Gather the lines from the material that contain "ethane".

● ● ● ● ●

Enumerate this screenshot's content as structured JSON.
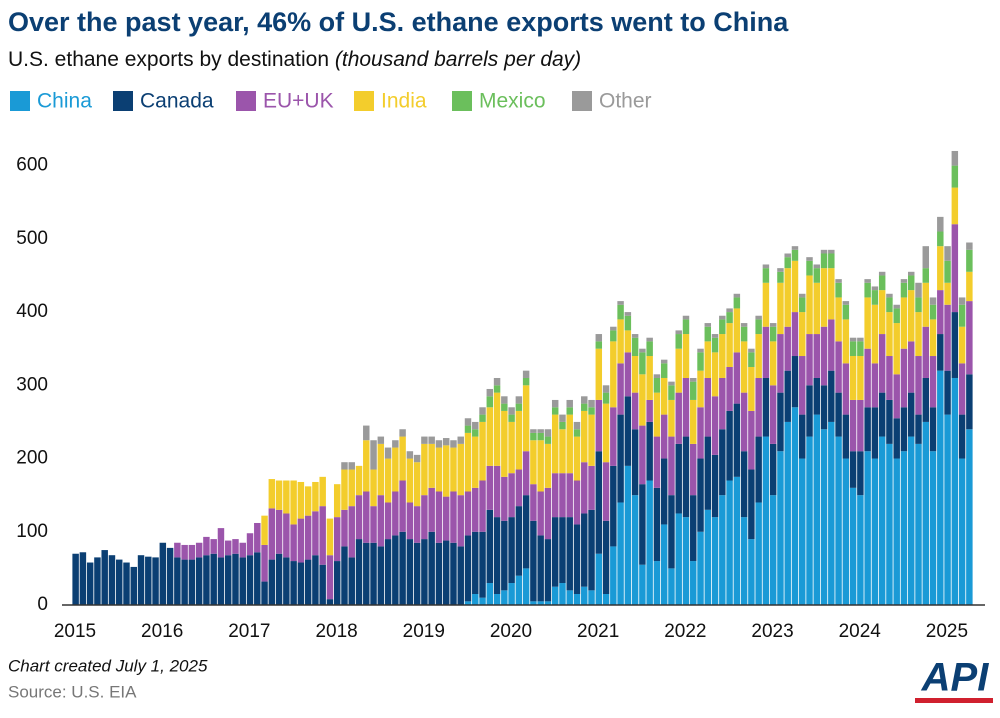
{
  "chart_data": {
    "type": "stacked_bar",
    "title": "Over the past year, 46% of U.S. ethane exports went to China",
    "subtitle": "U.S. ethane exports by destination",
    "subtitle_units": "(thousand barrels per day)",
    "note": "Chart created July 1, 2025",
    "source": "Source: U.S. EIA",
    "logo": "API",
    "categories": [
      "2015",
      null,
      null,
      null,
      null,
      null,
      null,
      null,
      null,
      null,
      null,
      null,
      "2016",
      null,
      null,
      null,
      null,
      null,
      null,
      null,
      null,
      null,
      null,
      null,
      "2017",
      null,
      null,
      null,
      null,
      null,
      null,
      null,
      null,
      null,
      null,
      null,
      "2018",
      null,
      null,
      null,
      null,
      null,
      null,
      null,
      null,
      null,
      null,
      null,
      "2019",
      null,
      null,
      null,
      null,
      null,
      null,
      null,
      null,
      null,
      null,
      null,
      "2020",
      null,
      null,
      null,
      null,
      null,
      null,
      null,
      null,
      null,
      null,
      null,
      "2021",
      null,
      null,
      null,
      null,
      null,
      null,
      null,
      null,
      null,
      null,
      null,
      "2022",
      null,
      null,
      null,
      null,
      null,
      null,
      null,
      null,
      null,
      null,
      null,
      "2023",
      null,
      null,
      null,
      null,
      null,
      null,
      null,
      null,
      null,
      null,
      null,
      "2024",
      null,
      null,
      null,
      null,
      null,
      null,
      null,
      null,
      null,
      null,
      null,
      "2025",
      null,
      null,
      null
    ],
    "ylim": [
      0,
      650
    ],
    "yticks": [
      0,
      100,
      200,
      300,
      400,
      500,
      600
    ],
    "grid": false,
    "legend": "top",
    "series": [
      {
        "name": "China",
        "color": "#1a9ad6",
        "values": [
          0,
          0,
          0,
          0,
          0,
          0,
          0,
          0,
          0,
          0,
          0,
          0,
          0,
          0,
          0,
          0,
          0,
          0,
          0,
          0,
          0,
          0,
          0,
          0,
          0,
          0,
          0,
          0,
          0,
          0,
          0,
          0,
          0,
          0,
          0,
          0,
          0,
          0,
          0,
          0,
          0,
          0,
          0,
          0,
          0,
          0,
          0,
          0,
          0,
          0,
          0,
          0,
          0,
          0,
          5,
          15,
          10,
          30,
          15,
          20,
          30,
          40,
          50,
          5,
          5,
          5,
          25,
          30,
          20,
          15,
          25,
          20,
          70,
          15,
          80,
          140,
          190,
          150,
          55,
          170,
          60,
          110,
          50,
          125,
          120,
          60,
          100,
          130,
          120,
          150,
          170,
          175,
          120,
          90,
          140,
          230,
          150,
          210,
          250,
          270,
          200,
          230,
          260,
          240,
          250,
          230,
          200,
          160,
          150,
          210,
          200,
          230,
          220,
          200,
          210,
          230,
          220,
          250,
          210,
          320,
          260,
          310,
          200,
          240
        ]
      },
      {
        "name": "Canada",
        "color": "#0b3f73",
        "values": [
          70,
          72,
          58,
          65,
          75,
          68,
          62,
          58,
          52,
          68,
          66,
          65,
          85,
          78,
          65,
          62,
          62,
          65,
          68,
          70,
          65,
          68,
          70,
          65,
          68,
          72,
          32,
          62,
          70,
          65,
          60,
          58,
          62,
          68,
          55,
          8,
          60,
          80,
          65,
          90,
          85,
          85,
          80,
          90,
          95,
          100,
          90,
          85,
          90,
          100,
          85,
          88,
          85,
          80,
          90,
          85,
          90,
          100,
          105,
          95,
          90,
          95,
          100,
          110,
          90,
          85,
          95,
          90,
          100,
          95,
          100,
          110,
          140,
          100,
          110,
          120,
          95,
          90,
          110,
          80,
          100,
          90,
          100,
          95,
          110,
          90,
          100,
          100,
          85,
          90,
          95,
          100,
          90,
          95,
          90,
          80,
          70,
          80,
          70,
          70,
          60,
          70,
          50,
          60,
          70,
          60,
          60,
          50,
          60,
          60,
          70,
          60,
          60,
          55,
          60,
          60,
          40,
          60,
          60,
          50,
          60,
          90,
          60,
          75
        ]
      },
      {
        "name": "EU+UK",
        "color": "#9b55ab",
        "values": [
          0,
          0,
          0,
          0,
          0,
          0,
          0,
          0,
          0,
          0,
          0,
          0,
          0,
          0,
          20,
          20,
          20,
          20,
          25,
          20,
          40,
          20,
          20,
          20,
          30,
          40,
          50,
          70,
          60,
          60,
          50,
          60,
          60,
          60,
          80,
          60,
          60,
          50,
          70,
          60,
          70,
          50,
          70,
          50,
          60,
          70,
          50,
          50,
          60,
          60,
          70,
          60,
          70,
          70,
          60,
          60,
          70,
          60,
          70,
          60,
          60,
          50,
          60,
          50,
          60,
          70,
          60,
          60,
          60,
          60,
          70,
          60,
          70,
          80,
          80,
          70,
          60,
          50,
          80,
          30,
          70,
          60,
          80,
          70,
          80,
          70,
          70,
          80,
          80,
          70,
          60,
          70,
          80,
          80,
          80,
          70,
          80,
          80,
          60,
          60,
          80,
          70,
          60,
          80,
          70,
          70,
          70,
          70,
          70,
          80,
          60,
          80,
          60,
          60,
          80,
          70,
          80,
          70,
          70,
          60,
          90,
          120,
          70,
          100
        ]
      },
      {
        "name": "India",
        "color": "#f3cd2c",
        "values": [
          0,
          0,
          0,
          0,
          0,
          0,
          0,
          0,
          0,
          0,
          0,
          0,
          0,
          0,
          0,
          0,
          0,
          0,
          0,
          0,
          0,
          0,
          0,
          0,
          0,
          0,
          40,
          40,
          40,
          45,
          60,
          50,
          40,
          40,
          40,
          50,
          45,
          55,
          50,
          40,
          70,
          50,
          70,
          60,
          60,
          60,
          60,
          60,
          70,
          60,
          60,
          70,
          60,
          70,
          80,
          70,
          80,
          80,
          100,
          90,
          70,
          80,
          90,
          60,
          70,
          60,
          80,
          60,
          80,
          60,
          70,
          70,
          70,
          80,
          90,
          60,
          30,
          50,
          70,
          60,
          60,
          50,
          50,
          60,
          60,
          60,
          50,
          50,
          60,
          60,
          60,
          60,
          70,
          60,
          60,
          60,
          60,
          70,
          80,
          70,
          60,
          80,
          70,
          80,
          70,
          60,
          60,
          60,
          60,
          70,
          80,
          60,
          60,
          70,
          70,
          70,
          60,
          60,
          50,
          60,
          30,
          50,
          50,
          40
        ]
      },
      {
        "name": "Mexico",
        "color": "#6bbf5c",
        "values": [
          0,
          0,
          0,
          0,
          0,
          0,
          0,
          0,
          0,
          0,
          0,
          0,
          0,
          0,
          0,
          0,
          0,
          0,
          0,
          0,
          0,
          0,
          0,
          0,
          0,
          0,
          0,
          0,
          0,
          0,
          0,
          0,
          0,
          0,
          0,
          0,
          0,
          0,
          0,
          0,
          0,
          0,
          0,
          0,
          0,
          0,
          0,
          0,
          0,
          0,
          0,
          0,
          0,
          0,
          10,
          10,
          10,
          15,
          10,
          10,
          10,
          10,
          10,
          10,
          10,
          10,
          10,
          10,
          10,
          10,
          10,
          10,
          10,
          15,
          15,
          20,
          20,
          25,
          30,
          20,
          20,
          20,
          20,
          20,
          20,
          25,
          25,
          20,
          20,
          20,
          15,
          15,
          20,
          20,
          20,
          20,
          20,
          15,
          15,
          15,
          20,
          20,
          20,
          20,
          20,
          20,
          20,
          20,
          20,
          20,
          20,
          20,
          20,
          20,
          20,
          20,
          20,
          20,
          20,
          20,
          30,
          30,
          30,
          30
        ]
      },
      {
        "name": "Other",
        "color": "#9a9a9a",
        "values": [
          0,
          0,
          0,
          0,
          0,
          0,
          0,
          0,
          0,
          0,
          0,
          0,
          0,
          0,
          0,
          0,
          0,
          0,
          0,
          0,
          0,
          0,
          0,
          0,
          0,
          0,
          0,
          0,
          0,
          0,
          0,
          0,
          0,
          0,
          0,
          0,
          0,
          10,
          10,
          0,
          20,
          40,
          10,
          15,
          10,
          10,
          10,
          10,
          10,
          10,
          10,
          10,
          10,
          10,
          10,
          10,
          10,
          10,
          10,
          10,
          10,
          10,
          10,
          5,
          5,
          10,
          10,
          10,
          10,
          10,
          10,
          10,
          10,
          10,
          5,
          5,
          5,
          5,
          5,
          5,
          5,
          5,
          5,
          5,
          5,
          5,
          5,
          5,
          5,
          5,
          5,
          5,
          5,
          5,
          5,
          5,
          5,
          5,
          5,
          5,
          5,
          5,
          5,
          5,
          5,
          5,
          5,
          5,
          5,
          5,
          5,
          5,
          5,
          5,
          5,
          5,
          20,
          30,
          10,
          20,
          20,
          20,
          10,
          10
        ]
      }
    ]
  }
}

● ● ● ● ●

— SOLUTION —
    "title": "Over the past year, 46% of U.S. ethane exports went to China",
    "subtitle": "U.S. ethane exports by destination",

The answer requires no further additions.